▶ **Problem description**: Reproduce verbatim the part of the article on Argentina's deregulation below, from "Such is the" to "told The Telegraph.".

▶ **Supplied text**:
* * *

Such is the perceived success of Argentina's deregulatory mission that it is being credited with inspiring Mr Musk's bureaucracy-slashing drive in the much-hyped Doge.
In fact, Mr Musk was acting directly on Mr Milei's advice, a diplomatic source told The Telegraph.
Asked whether Mr Milei and Mr Musk spoke frequently, Mr Sturzenegger, one of the president's most trusted lieutenants, was coy.
'Milei had several conversations with Musk and he told him what we were doing and how we were approaching this job. I speculate – just my speculation – those conversations made Musk understand how to use the state to reduce the state.'
Yet the relationship between the two bureaucracy slashers is hardly a secret: Mr Milei gifted Mr Musk a chainsaw on stage at the Conservative Political Action Conference (CPAC) in Washington in March.
'This is the chainsaw for bureaucracy,' Mr Musk declared.
As the former president of Argentina's Central Bank and a Harvard professor, Mr Sturzenegger, seems on the surface to be an establishment figure, the kind Mr Milei and Mr Musk are accustomed to rail against.
But he speaks about cutting the size of the state and deregulating Argentina's bureaucracy as a moral mission, claiming, much like Mr Musk, that government intervention makes people's lives worse, not better.
Even beyond their cost-cutting drive, the similarities are uncanny: both share a love of fantasy, with Mr Sturzenegger frequently comparing his mission to Lord of the Rings, while Mr Musk speaks about how The Hitchhiker's Guide to the Galaxy informs his world-view.

* * *

▶ **Provided material**:
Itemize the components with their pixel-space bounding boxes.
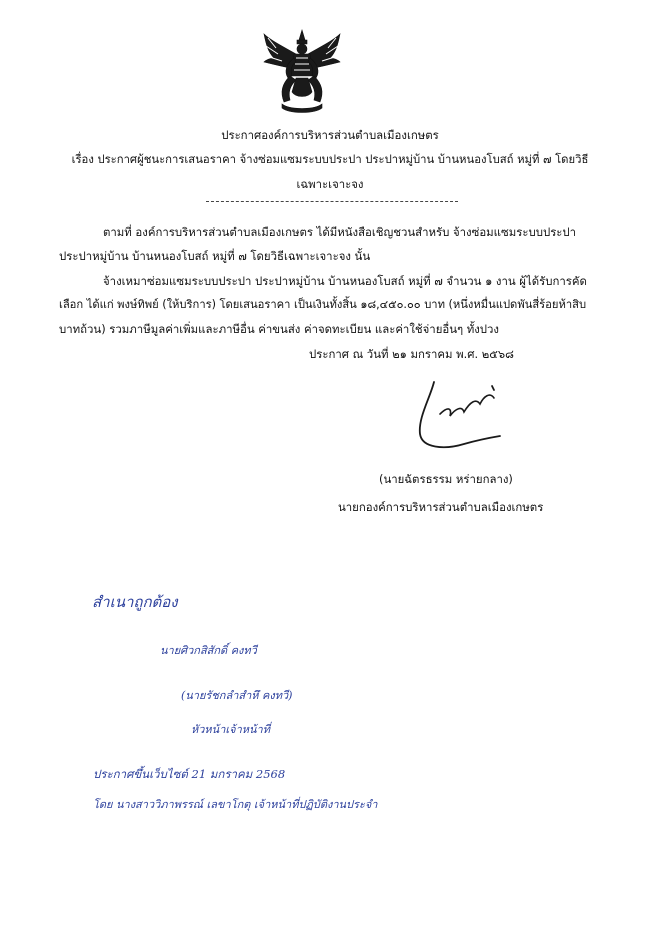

* * *

▶ **Written solution**:
Such is the perceived success of Argentina's deregulatory mission that it is being credited with inspiring Mr Musk's bureaucracy-slashing drive in the much-hyped Doge.
In fact, Mr Musk was acting directly on Mr Milei's advice, a diplomatic source told The Telegraph.